• Goal:
Where the string "this" occurs in the material below, report the whole line.

##### Extracted entries

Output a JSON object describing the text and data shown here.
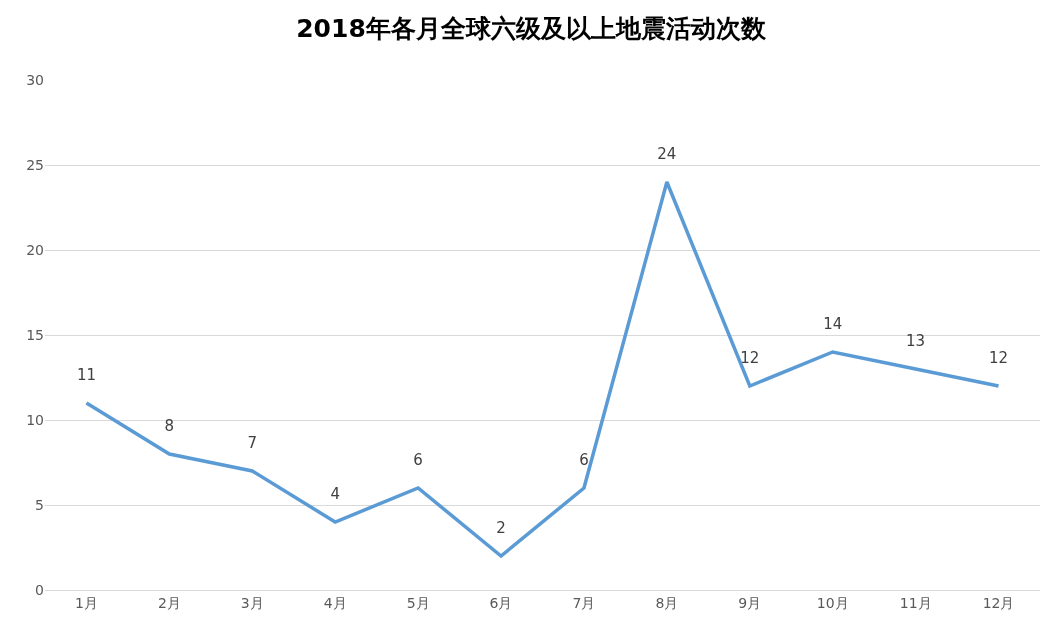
{
  "chart_data": {
    "type": "line",
    "title": "2018年各月全球六级及以上地震活动次数",
    "categories": [
      "1月",
      "2月",
      "3月",
      "4月",
      "5月",
      "6月",
      "7月",
      "8月",
      "9月",
      "10月",
      "11月",
      "12月"
    ],
    "series": [
      {
        "color": "#5b9bd5",
        "values": [
          11,
          8,
          7,
          4,
          6,
          2,
          6,
          24,
          12,
          14,
          13,
          12
        ]
      }
    ],
    "ylim": [
      0,
      30
    ],
    "yticks": [
      0,
      5,
      10,
      15,
      20,
      25,
      30
    ],
    "grid": "y",
    "data_labels": true,
    "marker": "none",
    "line_style": "solid",
    "legend": false
  }
}
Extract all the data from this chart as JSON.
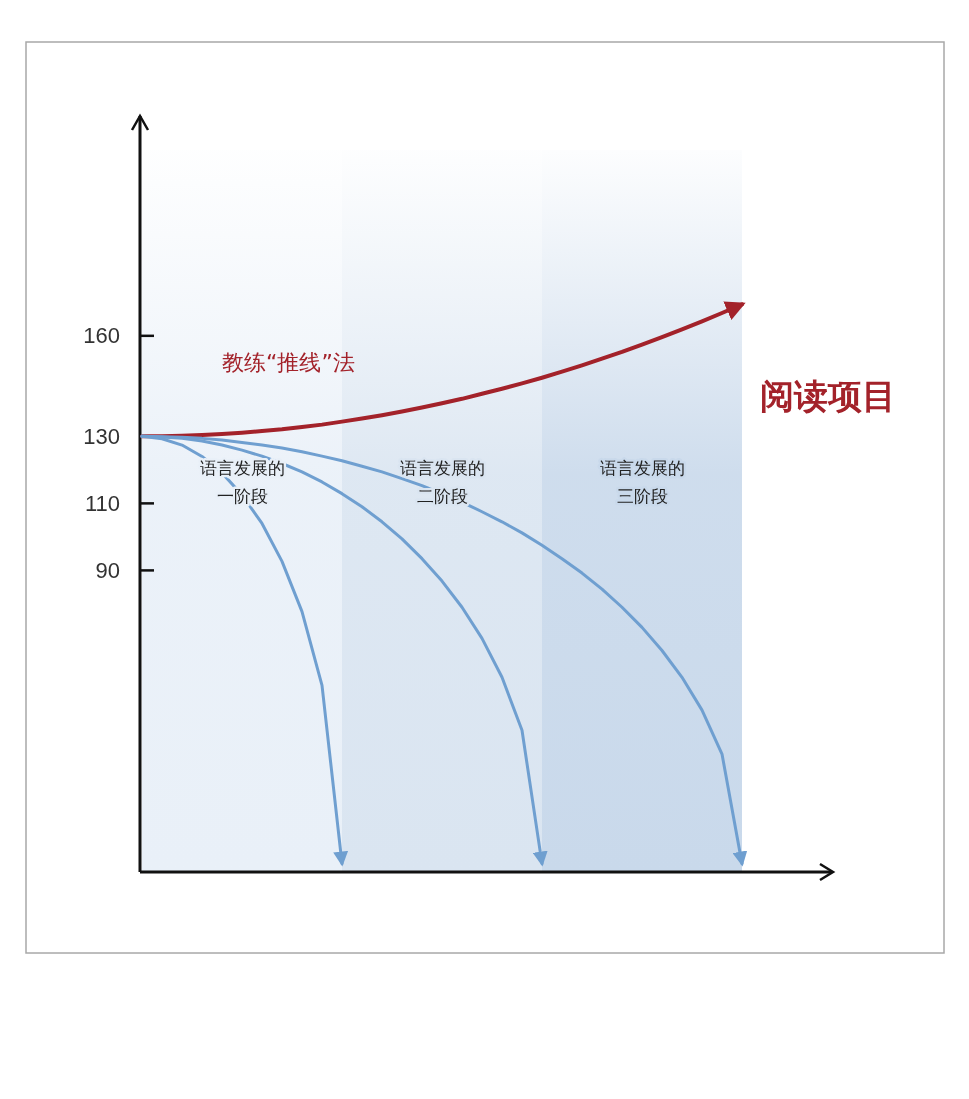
{
  "chart_data": {
    "type": "line",
    "categories": [
      null,
      null,
      null,
      null,
      null,
      null,
      null,
      null,
      null,
      null,
      null,
      null,
      null,
      null,
      null,
      null,
      null,
      null,
      null,
      null,
      null,
      null,
      null,
      null,
      null,
      null,
      null,
      null,
      null,
      null,
      null
    ],
    "ylim": [
      0,
      225
    ],
    "yticks": [
      90,
      110,
      130,
      160
    ],
    "tick_labels": "y",
    "marker": "none",
    "line_style": "solid",
    "series": [
      {
        "color": "#a3222a",
        "values": [
          130,
          130,
          130.2,
          130.4,
          130.7,
          131.1,
          131.6,
          132.1,
          132.8,
          133.5,
          134.4,
          135.3,
          136.3,
          137.4,
          138.6,
          139.9,
          141.2,
          142.7,
          144.2,
          145.8,
          147.5,
          149.3,
          151.2,
          153.2,
          155.2,
          157.4,
          159.6,
          161.9,
          164.3,
          166.8,
          169.4
        ]
      },
      {
        "color": "#6f9fd0",
        "values": [
          130,
          129.3,
          127.4,
          124,
          119.1,
          112.5,
          104,
          92.7,
          77.7,
          55.7,
          2.5,
          null,
          null,
          null,
          null,
          null,
          null,
          null,
          null,
          null,
          null,
          null,
          null,
          null,
          null,
          null,
          null,
          null,
          null,
          null,
          null
        ]
      },
      {
        "color": "#6f9fd0",
        "values": [
          130,
          129.8,
          129.4,
          128.6,
          127.4,
          125.9,
          124.1,
          121.9,
          119.4,
          116.4,
          112.9,
          109,
          104.5,
          99.4,
          93.5,
          86.8,
          79,
          69.7,
          58.1,
          42.3,
          2.5,
          null,
          null,
          null,
          null,
          null,
          null,
          null,
          null,
          null,
          null
        ]
      },
      {
        "color": "#6f9fd0",
        "values": [
          130,
          129.9,
          129.7,
          129.4,
          128.9,
          128.2,
          127.4,
          126.5,
          125.4,
          124.1,
          122.7,
          121.1,
          119.4,
          117.4,
          115.3,
          112.9,
          110.4,
          107.5,
          104.5,
          101.2,
          97.5,
          93.5,
          89.2,
          84.4,
          79,
          73,
          66.1,
          58.1,
          48.3,
          35.2,
          2.5
        ]
      }
    ],
    "annotations": [
      "教练“推线”法",
      "阅读项目",
      "语言发展的一阶段",
      "语言发展的二阶段",
      "语言发展的三阶段"
    ]
  }
}
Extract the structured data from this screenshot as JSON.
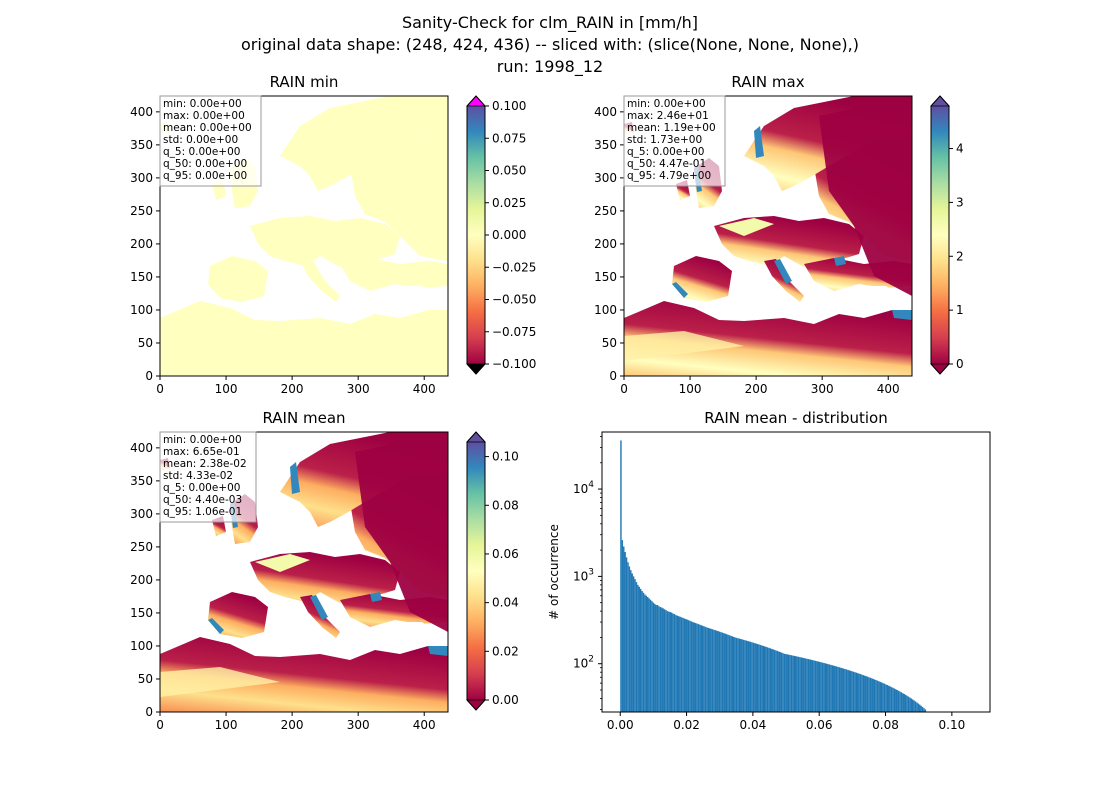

##########

• Result of the task:
Extract all the data from this chart as JSON.
Extract the structured data from this screenshot as JSON.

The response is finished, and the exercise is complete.